◆ **Extracted information**
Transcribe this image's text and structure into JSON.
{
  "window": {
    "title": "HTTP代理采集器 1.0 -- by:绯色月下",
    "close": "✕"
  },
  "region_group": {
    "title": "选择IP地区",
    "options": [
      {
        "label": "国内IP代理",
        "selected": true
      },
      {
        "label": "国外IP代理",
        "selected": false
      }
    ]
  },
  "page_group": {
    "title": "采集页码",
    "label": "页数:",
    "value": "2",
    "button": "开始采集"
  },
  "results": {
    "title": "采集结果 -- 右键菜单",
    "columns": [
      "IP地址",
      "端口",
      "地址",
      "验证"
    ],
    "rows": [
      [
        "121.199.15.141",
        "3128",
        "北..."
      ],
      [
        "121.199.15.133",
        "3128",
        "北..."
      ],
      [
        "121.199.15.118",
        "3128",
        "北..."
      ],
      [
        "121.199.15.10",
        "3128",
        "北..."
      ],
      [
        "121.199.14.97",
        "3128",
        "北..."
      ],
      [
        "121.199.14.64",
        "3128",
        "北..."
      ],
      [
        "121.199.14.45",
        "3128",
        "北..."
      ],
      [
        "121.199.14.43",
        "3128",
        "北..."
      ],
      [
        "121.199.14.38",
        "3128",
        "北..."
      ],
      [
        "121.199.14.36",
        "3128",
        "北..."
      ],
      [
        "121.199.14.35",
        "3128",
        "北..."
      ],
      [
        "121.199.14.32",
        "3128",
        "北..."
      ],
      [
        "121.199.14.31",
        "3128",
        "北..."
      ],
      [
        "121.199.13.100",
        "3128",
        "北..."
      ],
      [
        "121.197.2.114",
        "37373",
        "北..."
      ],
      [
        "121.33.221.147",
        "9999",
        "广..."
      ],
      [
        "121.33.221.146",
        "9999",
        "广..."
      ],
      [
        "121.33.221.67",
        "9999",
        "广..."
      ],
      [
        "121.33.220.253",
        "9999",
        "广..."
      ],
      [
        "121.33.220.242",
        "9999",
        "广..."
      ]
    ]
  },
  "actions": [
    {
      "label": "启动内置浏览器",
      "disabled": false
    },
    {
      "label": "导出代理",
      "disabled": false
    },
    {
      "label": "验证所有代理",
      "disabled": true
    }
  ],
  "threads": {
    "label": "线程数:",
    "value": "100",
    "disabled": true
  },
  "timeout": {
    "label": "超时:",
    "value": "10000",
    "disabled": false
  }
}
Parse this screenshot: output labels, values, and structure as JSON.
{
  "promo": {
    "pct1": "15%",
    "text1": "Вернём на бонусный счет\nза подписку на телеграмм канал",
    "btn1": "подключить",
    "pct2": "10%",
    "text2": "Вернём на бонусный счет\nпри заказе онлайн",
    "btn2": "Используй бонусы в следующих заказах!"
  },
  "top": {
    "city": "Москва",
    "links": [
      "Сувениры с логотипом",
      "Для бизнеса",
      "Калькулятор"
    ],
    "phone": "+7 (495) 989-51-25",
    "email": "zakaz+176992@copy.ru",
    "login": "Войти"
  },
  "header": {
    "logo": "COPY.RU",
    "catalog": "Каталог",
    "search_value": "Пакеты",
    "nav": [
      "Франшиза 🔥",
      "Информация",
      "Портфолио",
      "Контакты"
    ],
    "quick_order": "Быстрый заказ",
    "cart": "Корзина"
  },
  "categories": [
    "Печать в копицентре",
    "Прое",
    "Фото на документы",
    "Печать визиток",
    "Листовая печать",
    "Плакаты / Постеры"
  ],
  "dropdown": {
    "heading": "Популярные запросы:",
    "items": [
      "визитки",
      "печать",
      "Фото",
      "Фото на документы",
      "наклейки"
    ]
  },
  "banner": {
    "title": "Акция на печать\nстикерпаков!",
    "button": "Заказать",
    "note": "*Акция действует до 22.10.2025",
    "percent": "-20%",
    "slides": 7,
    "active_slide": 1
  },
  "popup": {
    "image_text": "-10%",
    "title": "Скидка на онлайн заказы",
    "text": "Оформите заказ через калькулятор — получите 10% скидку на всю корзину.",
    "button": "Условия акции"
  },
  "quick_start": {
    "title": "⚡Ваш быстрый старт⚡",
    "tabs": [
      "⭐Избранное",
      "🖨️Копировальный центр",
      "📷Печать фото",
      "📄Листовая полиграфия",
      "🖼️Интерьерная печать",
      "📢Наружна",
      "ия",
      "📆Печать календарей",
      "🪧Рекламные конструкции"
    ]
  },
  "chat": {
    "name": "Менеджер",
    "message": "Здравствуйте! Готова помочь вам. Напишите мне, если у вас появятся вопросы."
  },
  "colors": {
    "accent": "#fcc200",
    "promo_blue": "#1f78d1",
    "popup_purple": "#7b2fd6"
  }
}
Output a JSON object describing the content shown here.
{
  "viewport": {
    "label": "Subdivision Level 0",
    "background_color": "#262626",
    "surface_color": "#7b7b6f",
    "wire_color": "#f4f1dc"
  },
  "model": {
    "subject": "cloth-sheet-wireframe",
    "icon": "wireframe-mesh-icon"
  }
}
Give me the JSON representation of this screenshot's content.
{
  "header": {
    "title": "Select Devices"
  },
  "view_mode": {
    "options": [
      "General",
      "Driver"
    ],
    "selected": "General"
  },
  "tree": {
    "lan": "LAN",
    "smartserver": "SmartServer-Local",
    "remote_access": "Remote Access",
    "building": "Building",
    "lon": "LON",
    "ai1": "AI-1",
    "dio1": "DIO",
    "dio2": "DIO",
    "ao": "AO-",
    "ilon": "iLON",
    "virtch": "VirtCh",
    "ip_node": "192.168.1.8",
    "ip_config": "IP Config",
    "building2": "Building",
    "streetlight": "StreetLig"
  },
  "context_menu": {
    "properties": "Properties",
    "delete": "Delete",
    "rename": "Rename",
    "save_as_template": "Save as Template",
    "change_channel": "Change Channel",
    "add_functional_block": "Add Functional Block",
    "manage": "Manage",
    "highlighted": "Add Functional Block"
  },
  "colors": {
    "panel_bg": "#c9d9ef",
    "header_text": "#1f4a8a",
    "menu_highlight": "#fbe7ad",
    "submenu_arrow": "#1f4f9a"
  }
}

◆ **Exercise prompt**
Extract every record and return it verbatim.

◆ **Response to this exercise**
Transcribe this image's text and structure into JSON.
{
  "window": {
    "title": "HTTP代理采集器 1.0 -- by:绯色月下",
    "close": "✕"
  },
  "region_group": {
    "title": "选择IP地区",
    "options": [
      {
        "label": "国内IP代理",
        "selected": true
      },
      {
        "label": "国外IP代理",
        "selected": false
      }
    ]
  },
  "page_group": {
    "title": "采集页码",
    "label": "页数:",
    "value": "2",
    "button": "开始采集"
  },
  "results": {
    "title": "采集结果 -- 右键菜单",
    "columns": [
      "IP地址",
      "端口",
      "地址",
      "验证"
    ],
    "rows": [
      [
        "121.199.15.141",
        "3128",
        "北..."
      ],
      [
        "121.199.15.133",
        "3128",
        "北..."
      ],
      [
        "121.199.15.118",
        "3128",
        "北..."
      ],
      [
        "121.199.15.10",
        "3128",
        "北..."
      ],
      [
        "121.199.14.97",
        "3128",
        "北..."
      ],
      [
        "121.199.14.64",
        "3128",
        "北..."
      ],
      [
        "121.199.14.45",
        "3128",
        "北..."
      ],
      [
        "121.199.14.43",
        "3128",
        "北..."
      ],
      [
        "121.199.14.38",
        "3128",
        "北..."
      ],
      [
        "121.199.14.36",
        "3128",
        "北..."
      ],
      [
        "121.199.14.35",
        "3128",
        "北..."
      ],
      [
        "121.199.14.32",
        "3128",
        "北..."
      ],
      [
        "121.199.14.31",
        "3128",
        "北..."
      ],
      [
        "121.199.13.100",
        "3128",
        "北..."
      ],
      [
        "121.197.2.114",
        "37373",
        "北..."
      ],
      [
        "121.33.221.147",
        "9999",
        "广..."
      ],
      [
        "121.33.221.146",
        "9999",
        "广..."
      ],
      [
        "121.33.221.67",
        "9999",
        "广..."
      ],
      [
        "121.33.220.253",
        "9999",
        "广..."
      ],
      [
        "121.33.220.242",
        "9999",
        "广..."
      ]
    ]
  },
  "actions": [
    {
      "label": "启动内置浏览器",
      "disabled": false
    },
    {
      "label": "导出代理",
      "disabled": false
    },
    {
      "label": "验证所有代理",
      "disabled": true
    }
  ],
  "threads": {
    "label": "线程数:",
    "value": "100",
    "disabled": true
  },
  "timeout": {
    "label": "超时:",
    "value": "10000",
    "disabled": false
  }
}
Parse this screenshot: output labels, values, and structure as JSON.
{
  "promo": {
    "pct1": "15%",
    "text1": "Вернём на бонусный счет\nза подписку на телеграмм канал",
    "btn1": "подключить",
    "pct2": "10%",
    "text2": "Вернём на бонусный счет\nпри заказе онлайн",
    "btn2": "Используй бонусы в следующих заказах!"
  },
  "top": {
    "city": "Москва",
    "links": [
      "Сувениры с логотипом",
      "Для бизнеса",
      "Калькулятор"
    ],
    "phone": "+7 (495) 989-51-25",
    "email": "zakaz+176992@copy.ru",
    "login": "Войти"
  },
  "header": {
    "logo": "COPY.RU",
    "catalog": "Каталог",
    "search_value": "Пакеты",
    "nav": [
      "Франшиза 🔥",
      "Информация",
      "Портфолио",
      "Контакты"
    ],
    "quick_order": "Быстрый заказ",
    "cart": "Корзина"
  },
  "categories": [
    "Печать в копицентре",
    "Прое",
    "Фото на документы",
    "Печать визиток",
    "Листовая печать",
    "Плакаты / Постеры"
  ],
  "dropdown": {
    "heading": "Популярные запросы:",
    "items": [
      "визитки",
      "печать",
      "Фото",
      "Фото на документы",
      "наклейки"
    ]
  },
  "banner": {
    "title": "Акция на печать\nстикерпаков!",
    "button": "Заказать",
    "note": "*Акция действует до 22.10.2025",
    "percent": "-20%",
    "slides": 7,
    "active_slide": 1
  },
  "popup": {
    "image_text": "-10%",
    "title": "Скидка на онлайн заказы",
    "text": "Оформите заказ через калькулятор — получите 10% скидку на всю корзину.",
    "button": "Условия акции"
  },
  "quick_start": {
    "title": "⚡Ваш быстрый старт⚡",
    "tabs": [
      "⭐Избранное",
      "🖨️Копировальный центр",
      "📷Печать фото",
      "📄Листовая полиграфия",
      "🖼️Интерьерная печать",
      "📢Наружна",
      "ия",
      "📆Печать календарей",
      "🪧Рекламные конструкции"
    ]
  },
  "chat": {
    "name": "Менеджер",
    "message": "Здравствуйте! Готова помочь вам. Напишите мне, если у вас появятся вопросы."
  },
  "colors": {
    "accent": "#fcc200",
    "promo_blue": "#1f78d1",
    "popup_purple": "#7b2fd6"
  }
}
Output a JSON object describing the content shown here.
{
  "viewport": {
    "label": "Subdivision Level 0",
    "background_color": "#262626",
    "surface_color": "#7b7b6f",
    "wire_color": "#f4f1dc"
  },
  "model": {
    "subject": "cloth-sheet-wireframe",
    "icon": "wireframe-mesh-icon"
  }
}
Give me the JSON representation of this screenshot's content.
{
  "header": {
    "title": "Select Devices"
  },
  "view_mode": {
    "options": [
      "General",
      "Driver"
    ],
    "selected": "General"
  },
  "tree": {
    "lan": "LAN",
    "smartserver": "SmartServer-Local",
    "remote_access": "Remote Access",
    "building": "Building",
    "lon": "LON",
    "ai1": "AI-1",
    "dio1": "DIO",
    "dio2": "DIO",
    "ao": "AO-",
    "ilon": "iLON",
    "virtch": "VirtCh",
    "ip_node": "192.168.1.8",
    "ip_config": "IP Config",
    "building2": "Building",
    "streetlight": "StreetLig"
  },
  "context_menu": {
    "properties": "Properties",
    "delete": "Delete",
    "rename": "Rename",
    "save_as_template": "Save as Template",
    "change_channel": "Change Channel",
    "add_functional_block": "Add Functional Block",
    "manage": "Manage",
    "highlighted": "Add Functional Block"
  },
  "colors": {
    "panel_bg": "#c9d9ef",
    "header_text": "#1f4a8a",
    "menu_highlight": "#fbe7ad",
    "submenu_arrow": "#1f4f9a"
  }
}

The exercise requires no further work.